▸ **What this exercise asks**
- a) In the post about journalists and religion, who is named as the executive editor of The New York Times?
- b) Echo everything in the post about journalists and religion from "Woody Allen" down to "around the world.".
- c) Extend the post about journalists and religion from its final sentence.

Woody Allen

Oh yeah -- this post is about that RNS column on why journalists just can't 'get religion'

Oh yeah -- this post is about that RNS column on why journalists just can't 'get religion'

If you ever needed proof that the editor of The New York Times saying something is what makes a point of view “real,” then check out the new Religion News Service opinion piece with this headline: “What it means to ‘get’ religion in 2020.”

Charles C. Camosy of Fordham University starts his “Purple Catholicism” column in a perfectly logical place. That would be the celebrated National Public Radio interview nearly three years ago in which Times executive editor Dean Baquet sort of admits that many journalists have trouble grasping the importance of religion in real life in America and around the world.

That’s the interview that, at the time, was marked with a GetReligion piece under the headline, “New York Times editor: We just don't get (a) religion, (b) the alt-right or (c) whatever.”

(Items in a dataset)

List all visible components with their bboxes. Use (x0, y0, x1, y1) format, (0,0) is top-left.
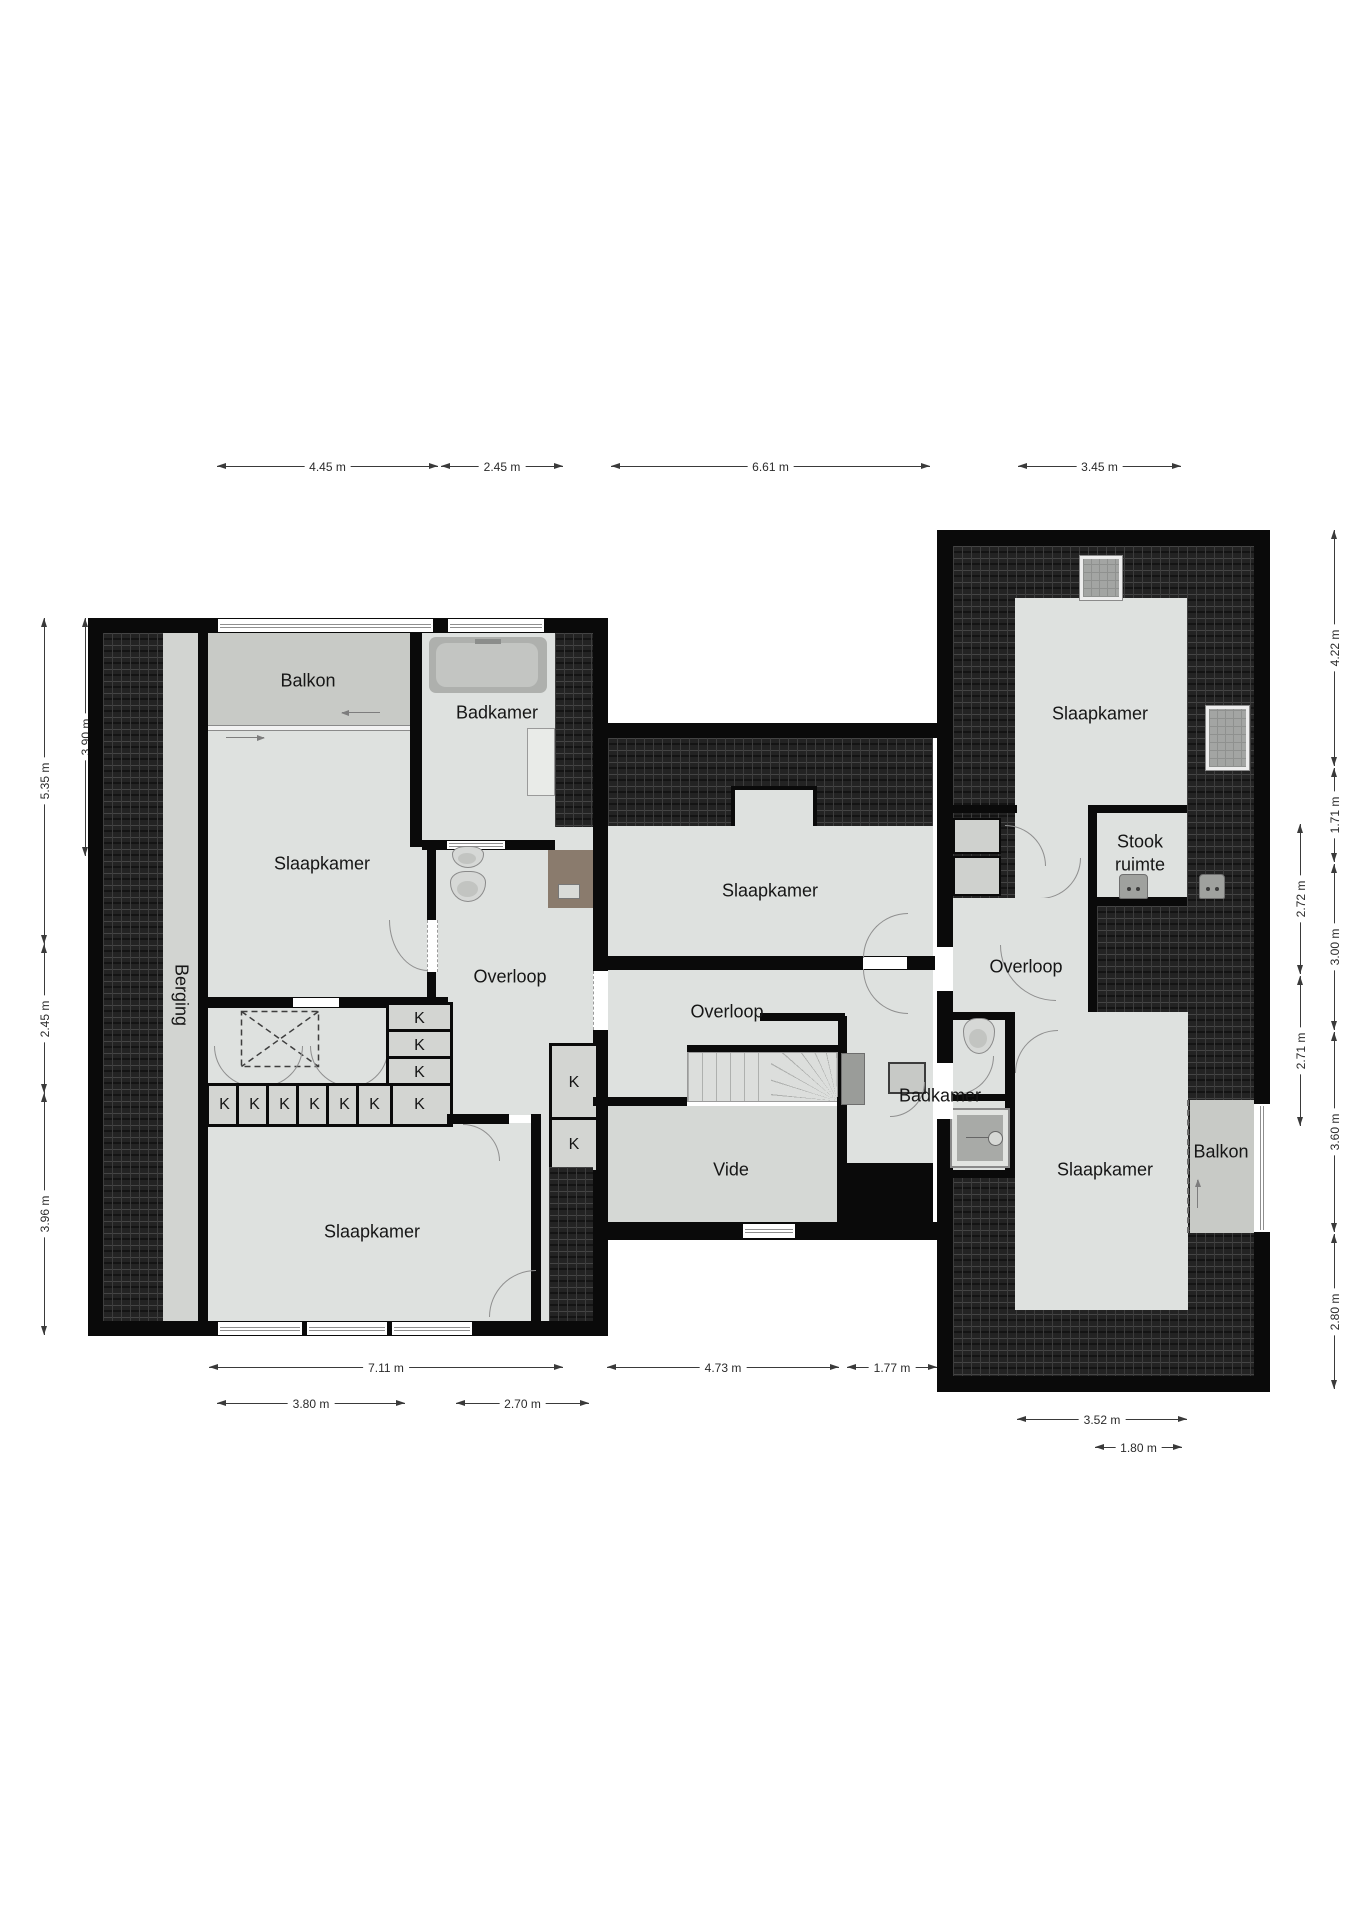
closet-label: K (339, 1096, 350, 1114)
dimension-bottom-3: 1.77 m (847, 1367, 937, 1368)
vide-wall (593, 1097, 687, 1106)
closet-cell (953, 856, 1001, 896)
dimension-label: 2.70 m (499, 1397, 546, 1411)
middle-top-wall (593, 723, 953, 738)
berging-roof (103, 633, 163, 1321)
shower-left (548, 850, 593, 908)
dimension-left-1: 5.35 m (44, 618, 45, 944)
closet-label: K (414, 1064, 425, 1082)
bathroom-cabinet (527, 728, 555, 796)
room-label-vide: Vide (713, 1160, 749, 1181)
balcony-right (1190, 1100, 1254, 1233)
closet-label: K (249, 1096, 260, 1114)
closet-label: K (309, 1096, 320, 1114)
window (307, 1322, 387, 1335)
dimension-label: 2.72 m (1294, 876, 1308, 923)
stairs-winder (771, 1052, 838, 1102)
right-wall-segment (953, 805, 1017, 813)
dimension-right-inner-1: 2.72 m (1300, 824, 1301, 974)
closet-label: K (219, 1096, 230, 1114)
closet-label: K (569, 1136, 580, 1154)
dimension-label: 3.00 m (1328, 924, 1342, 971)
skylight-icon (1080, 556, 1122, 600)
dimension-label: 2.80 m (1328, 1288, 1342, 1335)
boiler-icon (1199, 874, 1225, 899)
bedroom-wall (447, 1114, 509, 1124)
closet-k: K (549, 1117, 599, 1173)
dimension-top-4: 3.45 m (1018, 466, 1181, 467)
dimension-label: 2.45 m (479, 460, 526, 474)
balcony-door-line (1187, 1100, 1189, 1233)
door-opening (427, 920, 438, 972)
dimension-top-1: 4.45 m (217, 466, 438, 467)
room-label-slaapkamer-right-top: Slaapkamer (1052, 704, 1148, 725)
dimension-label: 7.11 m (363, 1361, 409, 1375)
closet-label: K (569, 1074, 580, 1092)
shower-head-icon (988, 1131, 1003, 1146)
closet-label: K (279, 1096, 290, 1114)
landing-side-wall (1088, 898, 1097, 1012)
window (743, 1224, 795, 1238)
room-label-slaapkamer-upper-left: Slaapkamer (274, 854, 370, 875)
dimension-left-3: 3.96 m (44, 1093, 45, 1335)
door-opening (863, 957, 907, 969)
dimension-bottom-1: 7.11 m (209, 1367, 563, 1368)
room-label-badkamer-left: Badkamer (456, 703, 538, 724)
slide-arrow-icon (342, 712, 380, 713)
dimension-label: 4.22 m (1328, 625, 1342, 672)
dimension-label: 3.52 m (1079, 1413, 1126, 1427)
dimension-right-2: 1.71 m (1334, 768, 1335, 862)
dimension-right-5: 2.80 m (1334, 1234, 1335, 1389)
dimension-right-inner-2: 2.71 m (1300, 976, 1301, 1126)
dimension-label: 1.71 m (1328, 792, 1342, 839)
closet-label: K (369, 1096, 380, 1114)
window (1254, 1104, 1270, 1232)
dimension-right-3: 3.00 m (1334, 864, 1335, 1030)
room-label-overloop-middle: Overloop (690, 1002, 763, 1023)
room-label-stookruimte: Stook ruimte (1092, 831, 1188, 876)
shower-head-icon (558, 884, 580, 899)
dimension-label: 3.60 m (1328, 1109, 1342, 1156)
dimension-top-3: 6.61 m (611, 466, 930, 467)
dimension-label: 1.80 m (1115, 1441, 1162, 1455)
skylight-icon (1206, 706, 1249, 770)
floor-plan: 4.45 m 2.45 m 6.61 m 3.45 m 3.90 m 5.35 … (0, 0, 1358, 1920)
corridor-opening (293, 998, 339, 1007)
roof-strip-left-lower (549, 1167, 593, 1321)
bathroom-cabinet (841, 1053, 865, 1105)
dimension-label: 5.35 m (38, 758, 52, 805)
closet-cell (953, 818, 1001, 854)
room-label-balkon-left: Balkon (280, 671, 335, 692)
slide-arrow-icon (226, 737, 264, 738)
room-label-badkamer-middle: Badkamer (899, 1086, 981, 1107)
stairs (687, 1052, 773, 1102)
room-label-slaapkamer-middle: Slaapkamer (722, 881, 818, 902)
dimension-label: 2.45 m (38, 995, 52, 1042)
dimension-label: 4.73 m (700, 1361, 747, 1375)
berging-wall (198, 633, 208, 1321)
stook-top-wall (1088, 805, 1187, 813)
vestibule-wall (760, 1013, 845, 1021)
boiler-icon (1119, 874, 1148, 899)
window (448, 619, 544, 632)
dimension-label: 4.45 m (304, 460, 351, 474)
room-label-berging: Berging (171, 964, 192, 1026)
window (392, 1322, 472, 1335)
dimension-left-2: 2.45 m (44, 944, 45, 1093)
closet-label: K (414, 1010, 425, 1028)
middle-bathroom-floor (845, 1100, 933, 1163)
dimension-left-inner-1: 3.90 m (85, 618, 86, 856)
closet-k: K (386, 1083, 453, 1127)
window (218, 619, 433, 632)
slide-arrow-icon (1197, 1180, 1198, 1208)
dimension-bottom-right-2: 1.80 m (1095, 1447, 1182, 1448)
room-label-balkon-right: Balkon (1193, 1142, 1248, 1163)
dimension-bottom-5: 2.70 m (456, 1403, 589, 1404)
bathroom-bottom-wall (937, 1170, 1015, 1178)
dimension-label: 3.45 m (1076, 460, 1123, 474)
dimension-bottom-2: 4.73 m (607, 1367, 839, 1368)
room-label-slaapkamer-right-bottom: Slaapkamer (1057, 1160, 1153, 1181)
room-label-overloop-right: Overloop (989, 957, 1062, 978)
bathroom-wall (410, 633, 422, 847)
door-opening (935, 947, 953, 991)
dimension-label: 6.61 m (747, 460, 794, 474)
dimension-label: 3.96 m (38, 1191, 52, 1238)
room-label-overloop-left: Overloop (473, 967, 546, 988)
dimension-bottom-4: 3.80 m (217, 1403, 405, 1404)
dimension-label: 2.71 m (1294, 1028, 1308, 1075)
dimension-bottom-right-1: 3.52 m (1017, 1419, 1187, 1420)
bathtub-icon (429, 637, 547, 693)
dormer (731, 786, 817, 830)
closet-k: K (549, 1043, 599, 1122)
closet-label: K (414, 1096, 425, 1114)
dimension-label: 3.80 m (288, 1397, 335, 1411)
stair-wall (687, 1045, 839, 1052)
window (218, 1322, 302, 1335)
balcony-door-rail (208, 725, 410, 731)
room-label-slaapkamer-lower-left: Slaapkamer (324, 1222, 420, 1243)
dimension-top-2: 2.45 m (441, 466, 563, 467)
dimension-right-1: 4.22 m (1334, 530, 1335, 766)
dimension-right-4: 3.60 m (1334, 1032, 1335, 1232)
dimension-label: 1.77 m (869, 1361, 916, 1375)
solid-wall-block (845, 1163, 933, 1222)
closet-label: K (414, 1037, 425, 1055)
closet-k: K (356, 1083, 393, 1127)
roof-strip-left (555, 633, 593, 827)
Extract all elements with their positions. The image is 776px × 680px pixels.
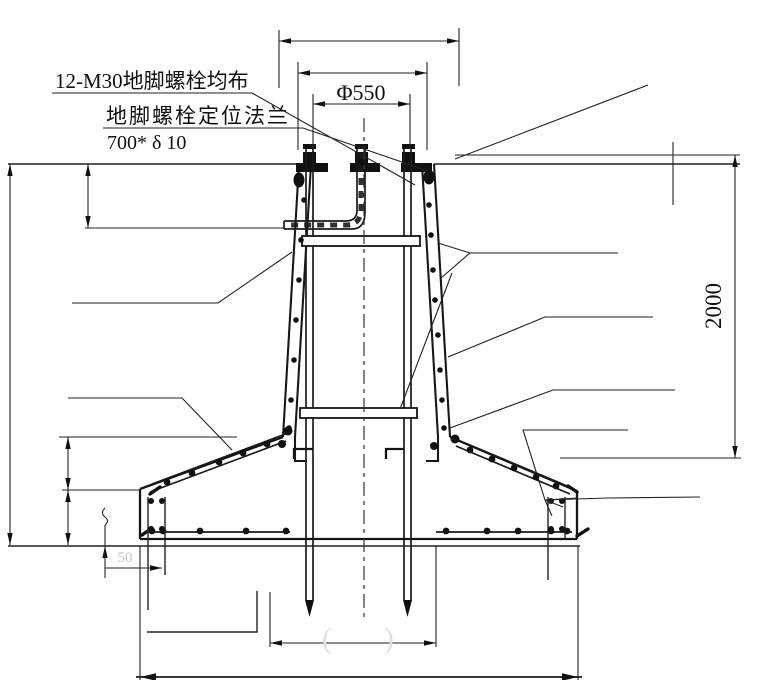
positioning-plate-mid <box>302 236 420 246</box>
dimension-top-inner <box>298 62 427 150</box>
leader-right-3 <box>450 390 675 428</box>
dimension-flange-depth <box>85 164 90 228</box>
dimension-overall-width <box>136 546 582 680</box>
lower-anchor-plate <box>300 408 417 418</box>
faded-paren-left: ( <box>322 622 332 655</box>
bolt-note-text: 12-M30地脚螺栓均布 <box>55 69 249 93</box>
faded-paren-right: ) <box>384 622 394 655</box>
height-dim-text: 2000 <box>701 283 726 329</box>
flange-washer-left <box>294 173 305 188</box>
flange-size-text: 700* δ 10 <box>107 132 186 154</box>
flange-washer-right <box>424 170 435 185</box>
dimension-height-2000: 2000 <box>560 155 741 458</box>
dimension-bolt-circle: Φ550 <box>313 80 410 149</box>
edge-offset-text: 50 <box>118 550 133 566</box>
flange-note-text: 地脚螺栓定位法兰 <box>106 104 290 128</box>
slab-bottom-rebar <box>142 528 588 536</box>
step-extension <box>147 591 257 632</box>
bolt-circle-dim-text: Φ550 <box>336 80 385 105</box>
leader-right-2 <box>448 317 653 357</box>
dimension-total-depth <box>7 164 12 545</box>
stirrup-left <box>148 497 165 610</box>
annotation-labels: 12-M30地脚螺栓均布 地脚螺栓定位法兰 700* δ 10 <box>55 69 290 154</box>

▸ **Task-by-task answers**
- a) Dean Baquet

- b)
Woody Allen

Oh yeah -- this post is about that RNS column on why journalists just can't 'get religion'

Oh yeah -- this post is about that RNS column on why journalists just can't 'get religion'

If you ever needed proof that the editor of The New York Times saying something is what makes a point of view “real,” then check out the new Religion News Service opinion piece with this headline: “What it means to ‘get’ religion in 2020.”

Charles C. Camosy of Fordham University starts his “Purple Catholicism” column in a perfectly logical place. That would be the celebrated National Public Radio interview nearly three years ago in which Times executive editor Dean Baquet sort of admits that many journalists have trouble grasping the importance of religion in real life in America and around the world.

- c)
(RNS) — Following the 2016 presidential election, Dean Baquet, then executive editor of The New York Times, declared that one of his “big jobs” was to “really understand and explain the forces in America” that produced such a surprising result. Leading media organizations, he admirably admitted, simply do not “get religion.”

Baquet was right to be concerned. Otherwise sophisticated journalists and commentators regularly display minimal understanding of religion and how theological claims ought to function in public discourse. This not only hampers journalists’ ability to get to the heart of a story, it contributes much to the massive and growing distrust religious people tend to have of major media institutions.  

Comosy seems to assume that Baquet’s words brought this sad situation into the light of day, as opposed to millions of words of media-criticism and praise published here at GetReligion over nearly 17 years. I could note my cover story on this topic at The Quill in 1983, but that would be rather indecorous.

However, I will pause to be thankful for the first URL included in this RNS piece — the “minimal understand of religion” link — which points to at GetReligion post with this headline: “Mark Hemingway takes GetReligion-like stroll through years of New York Times religion gaffes.” Yes, that Mark Hemingway.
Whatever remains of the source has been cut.